Element region listings:
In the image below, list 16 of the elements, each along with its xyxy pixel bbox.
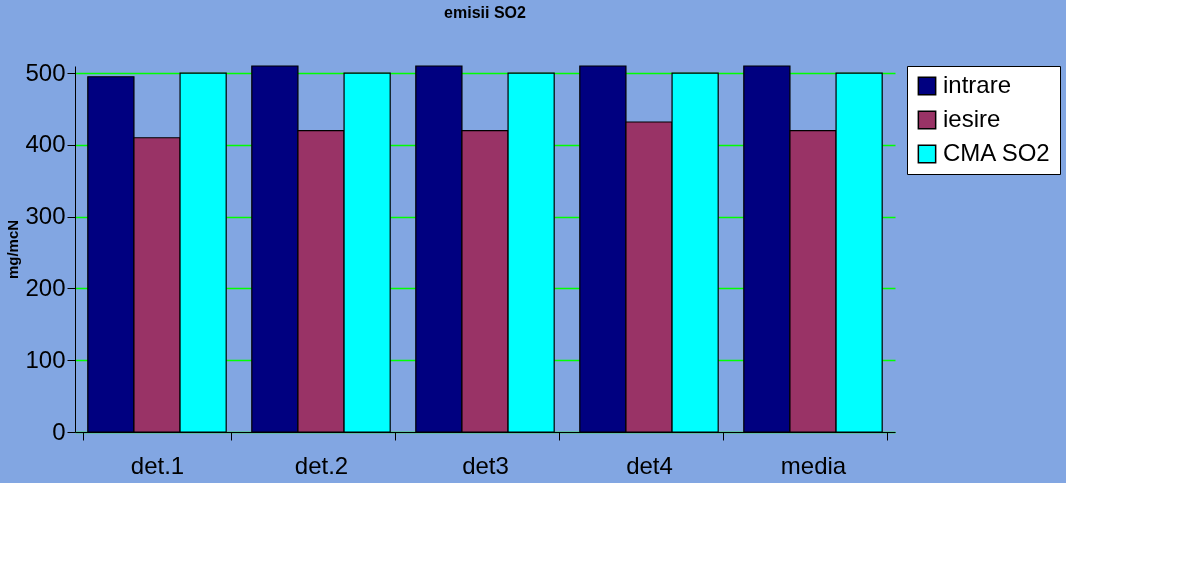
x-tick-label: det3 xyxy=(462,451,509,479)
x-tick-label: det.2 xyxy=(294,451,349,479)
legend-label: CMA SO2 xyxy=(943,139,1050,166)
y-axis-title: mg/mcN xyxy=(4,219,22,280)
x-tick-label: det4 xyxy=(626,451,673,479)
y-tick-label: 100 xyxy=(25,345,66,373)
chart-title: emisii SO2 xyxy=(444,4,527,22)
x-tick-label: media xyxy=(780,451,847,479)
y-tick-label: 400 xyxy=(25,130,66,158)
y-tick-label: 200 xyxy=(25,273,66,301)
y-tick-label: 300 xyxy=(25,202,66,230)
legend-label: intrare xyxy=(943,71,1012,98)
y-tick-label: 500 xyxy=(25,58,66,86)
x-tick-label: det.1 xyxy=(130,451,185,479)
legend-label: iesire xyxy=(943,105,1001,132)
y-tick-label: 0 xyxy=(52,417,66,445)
==
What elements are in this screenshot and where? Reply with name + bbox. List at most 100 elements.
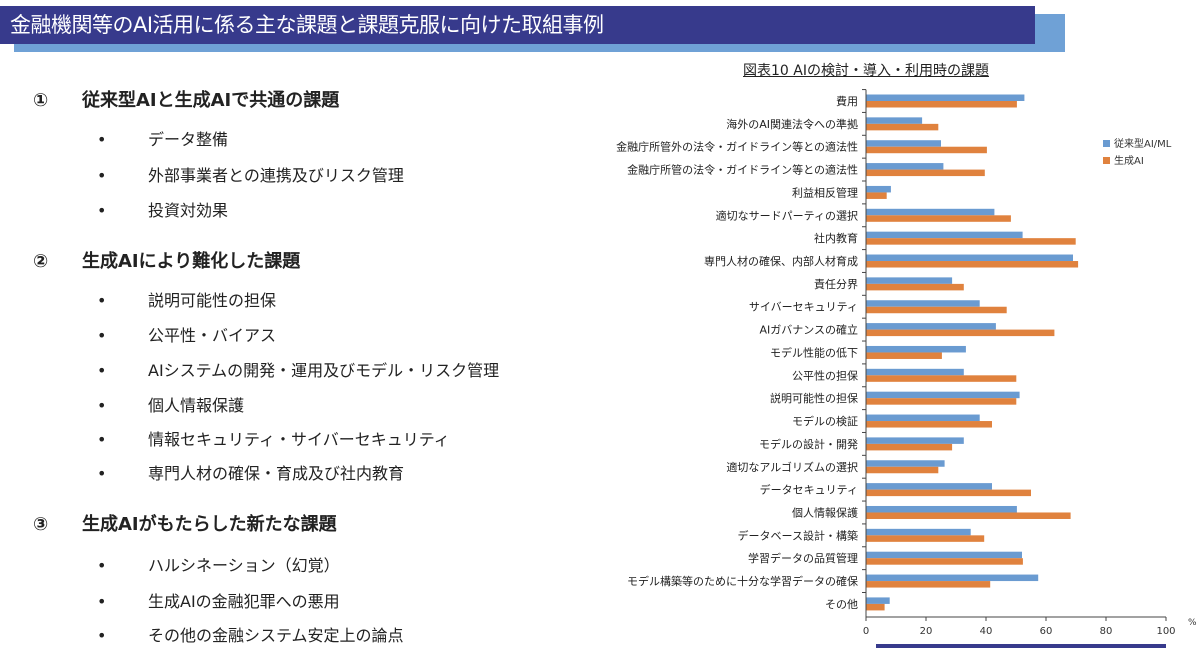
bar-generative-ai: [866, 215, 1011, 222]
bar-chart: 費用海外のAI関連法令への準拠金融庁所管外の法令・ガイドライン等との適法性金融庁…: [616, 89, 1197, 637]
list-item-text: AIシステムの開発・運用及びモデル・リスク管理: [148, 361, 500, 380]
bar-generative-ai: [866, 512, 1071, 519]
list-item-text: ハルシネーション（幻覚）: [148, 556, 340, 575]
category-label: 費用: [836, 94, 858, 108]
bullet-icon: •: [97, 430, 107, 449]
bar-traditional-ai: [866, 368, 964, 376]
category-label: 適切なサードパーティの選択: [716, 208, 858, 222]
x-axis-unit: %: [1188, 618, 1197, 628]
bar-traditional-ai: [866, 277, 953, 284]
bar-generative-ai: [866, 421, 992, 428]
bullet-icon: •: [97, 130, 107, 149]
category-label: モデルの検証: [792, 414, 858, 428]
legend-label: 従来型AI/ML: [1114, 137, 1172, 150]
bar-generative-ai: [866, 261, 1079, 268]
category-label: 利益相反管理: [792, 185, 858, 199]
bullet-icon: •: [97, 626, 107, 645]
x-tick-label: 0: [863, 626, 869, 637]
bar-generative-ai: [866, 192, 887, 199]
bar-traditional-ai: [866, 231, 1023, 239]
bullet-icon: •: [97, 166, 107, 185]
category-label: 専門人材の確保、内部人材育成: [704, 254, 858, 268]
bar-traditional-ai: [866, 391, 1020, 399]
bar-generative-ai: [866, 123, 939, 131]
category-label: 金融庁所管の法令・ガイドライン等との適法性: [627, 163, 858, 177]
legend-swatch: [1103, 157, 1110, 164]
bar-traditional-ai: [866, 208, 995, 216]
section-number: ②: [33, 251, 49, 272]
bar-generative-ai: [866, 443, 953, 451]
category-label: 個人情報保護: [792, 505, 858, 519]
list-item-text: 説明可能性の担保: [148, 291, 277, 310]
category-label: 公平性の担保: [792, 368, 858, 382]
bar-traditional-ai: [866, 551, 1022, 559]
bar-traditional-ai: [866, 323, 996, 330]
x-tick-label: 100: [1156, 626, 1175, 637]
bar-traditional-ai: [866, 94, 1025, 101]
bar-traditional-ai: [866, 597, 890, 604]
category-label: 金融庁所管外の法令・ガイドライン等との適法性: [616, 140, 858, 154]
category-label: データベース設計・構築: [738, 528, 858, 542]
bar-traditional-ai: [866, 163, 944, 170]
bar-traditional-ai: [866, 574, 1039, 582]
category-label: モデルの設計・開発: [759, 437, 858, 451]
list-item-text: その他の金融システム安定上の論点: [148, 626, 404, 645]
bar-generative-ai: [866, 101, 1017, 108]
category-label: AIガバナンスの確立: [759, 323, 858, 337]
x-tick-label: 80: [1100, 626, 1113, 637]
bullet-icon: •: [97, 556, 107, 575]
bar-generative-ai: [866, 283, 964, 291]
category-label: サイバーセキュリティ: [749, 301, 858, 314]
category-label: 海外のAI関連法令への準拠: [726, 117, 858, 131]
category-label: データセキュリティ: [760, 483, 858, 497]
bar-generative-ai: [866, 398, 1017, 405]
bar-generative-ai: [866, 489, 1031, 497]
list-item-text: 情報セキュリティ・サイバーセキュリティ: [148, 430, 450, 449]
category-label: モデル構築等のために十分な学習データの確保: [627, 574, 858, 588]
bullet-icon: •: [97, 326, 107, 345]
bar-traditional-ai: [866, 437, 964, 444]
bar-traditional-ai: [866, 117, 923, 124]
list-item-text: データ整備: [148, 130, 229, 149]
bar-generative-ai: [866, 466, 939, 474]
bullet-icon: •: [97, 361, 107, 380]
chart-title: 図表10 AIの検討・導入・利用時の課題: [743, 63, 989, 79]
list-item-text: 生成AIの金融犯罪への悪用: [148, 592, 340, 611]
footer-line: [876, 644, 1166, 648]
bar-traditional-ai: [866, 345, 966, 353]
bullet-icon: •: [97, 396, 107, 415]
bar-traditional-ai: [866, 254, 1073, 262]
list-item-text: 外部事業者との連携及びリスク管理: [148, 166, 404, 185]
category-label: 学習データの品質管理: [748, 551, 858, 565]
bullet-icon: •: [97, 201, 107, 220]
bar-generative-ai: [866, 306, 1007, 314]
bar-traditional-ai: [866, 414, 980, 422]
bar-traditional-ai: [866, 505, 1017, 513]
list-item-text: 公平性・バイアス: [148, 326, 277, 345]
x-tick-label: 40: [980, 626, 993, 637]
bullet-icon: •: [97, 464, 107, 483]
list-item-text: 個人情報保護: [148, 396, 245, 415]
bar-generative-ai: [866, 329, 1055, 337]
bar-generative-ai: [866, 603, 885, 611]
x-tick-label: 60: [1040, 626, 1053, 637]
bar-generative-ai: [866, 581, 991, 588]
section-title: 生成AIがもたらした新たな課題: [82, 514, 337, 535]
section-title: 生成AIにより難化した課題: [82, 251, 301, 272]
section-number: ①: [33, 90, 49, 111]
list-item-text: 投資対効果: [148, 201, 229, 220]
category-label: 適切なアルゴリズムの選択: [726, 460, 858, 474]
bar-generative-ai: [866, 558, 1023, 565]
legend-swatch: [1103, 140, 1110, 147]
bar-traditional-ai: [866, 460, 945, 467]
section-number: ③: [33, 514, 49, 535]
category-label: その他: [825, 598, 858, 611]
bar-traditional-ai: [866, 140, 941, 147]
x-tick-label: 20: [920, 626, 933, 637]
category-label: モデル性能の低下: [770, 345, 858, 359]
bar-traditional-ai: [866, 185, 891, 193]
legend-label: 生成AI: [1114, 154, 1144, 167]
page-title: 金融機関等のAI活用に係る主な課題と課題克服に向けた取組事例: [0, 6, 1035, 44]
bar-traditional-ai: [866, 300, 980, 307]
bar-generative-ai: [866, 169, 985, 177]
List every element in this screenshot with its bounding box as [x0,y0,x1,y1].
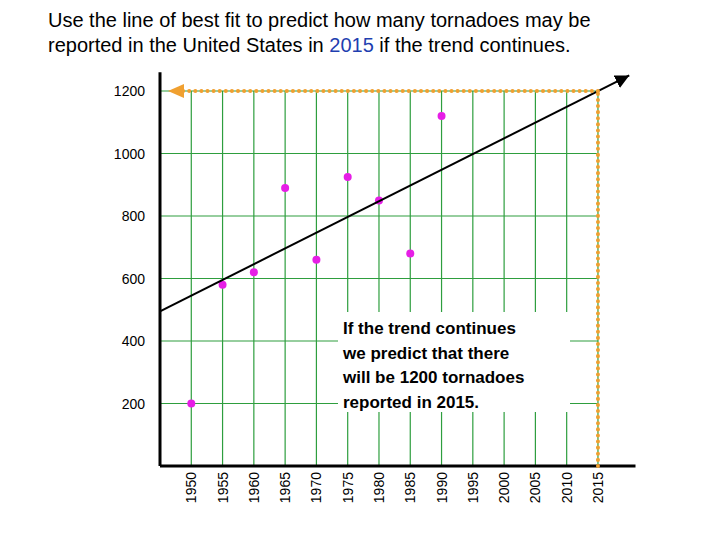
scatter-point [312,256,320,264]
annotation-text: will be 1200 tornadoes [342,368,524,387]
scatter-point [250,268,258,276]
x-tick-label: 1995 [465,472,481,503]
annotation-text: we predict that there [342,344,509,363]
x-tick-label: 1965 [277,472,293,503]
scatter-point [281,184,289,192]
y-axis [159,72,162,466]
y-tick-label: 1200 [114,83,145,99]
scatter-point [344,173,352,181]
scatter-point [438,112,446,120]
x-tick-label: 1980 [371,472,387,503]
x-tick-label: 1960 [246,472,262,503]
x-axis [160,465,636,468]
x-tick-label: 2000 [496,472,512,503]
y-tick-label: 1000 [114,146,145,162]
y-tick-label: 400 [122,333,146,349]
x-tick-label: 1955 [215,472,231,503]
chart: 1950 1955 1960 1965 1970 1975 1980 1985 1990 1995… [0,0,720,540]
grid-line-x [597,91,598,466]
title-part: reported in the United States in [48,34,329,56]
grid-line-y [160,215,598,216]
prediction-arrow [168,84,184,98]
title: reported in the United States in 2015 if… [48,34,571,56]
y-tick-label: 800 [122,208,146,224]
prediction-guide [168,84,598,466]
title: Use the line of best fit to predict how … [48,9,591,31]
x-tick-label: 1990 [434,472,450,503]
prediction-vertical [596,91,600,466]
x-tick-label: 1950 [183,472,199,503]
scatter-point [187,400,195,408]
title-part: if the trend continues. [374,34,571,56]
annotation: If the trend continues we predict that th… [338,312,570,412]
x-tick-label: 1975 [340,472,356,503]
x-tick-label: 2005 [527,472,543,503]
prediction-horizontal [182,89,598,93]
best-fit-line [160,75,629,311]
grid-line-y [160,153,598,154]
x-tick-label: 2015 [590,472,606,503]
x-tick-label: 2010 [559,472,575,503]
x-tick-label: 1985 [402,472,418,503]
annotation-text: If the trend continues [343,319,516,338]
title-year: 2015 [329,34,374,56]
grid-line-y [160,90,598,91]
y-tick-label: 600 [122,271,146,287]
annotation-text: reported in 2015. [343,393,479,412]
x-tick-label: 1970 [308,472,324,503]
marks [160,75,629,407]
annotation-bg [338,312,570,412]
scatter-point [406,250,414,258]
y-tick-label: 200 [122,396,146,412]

EXERCISE OBJECTIVE: Reproduce the lines of the material above, beginning with the line that contains "x-tick-label: det3 xyxy=(462,451,509,479)" and continuing through the line that contains "y-tick-label: 200 xyxy=(25,273,66,301)", both included.

FULL OUTPUT:
x-tick-label: det3 xyxy=(462,451,509,479)
x-tick-label: det.2 xyxy=(294,451,349,479)
legend-label: CMA SO2 xyxy=(943,139,1050,166)
y-axis-title: mg/mcN xyxy=(4,219,22,280)
x-tick-label: det4 xyxy=(626,451,673,479)
y-tick-label: 100 xyxy=(25,345,66,373)
chart-title: emisii SO2 xyxy=(444,4,527,22)
x-tick-label: media xyxy=(780,451,847,479)
y-tick-label: 400 xyxy=(25,130,66,158)
y-tick-label: 200 xyxy=(25,273,66,301)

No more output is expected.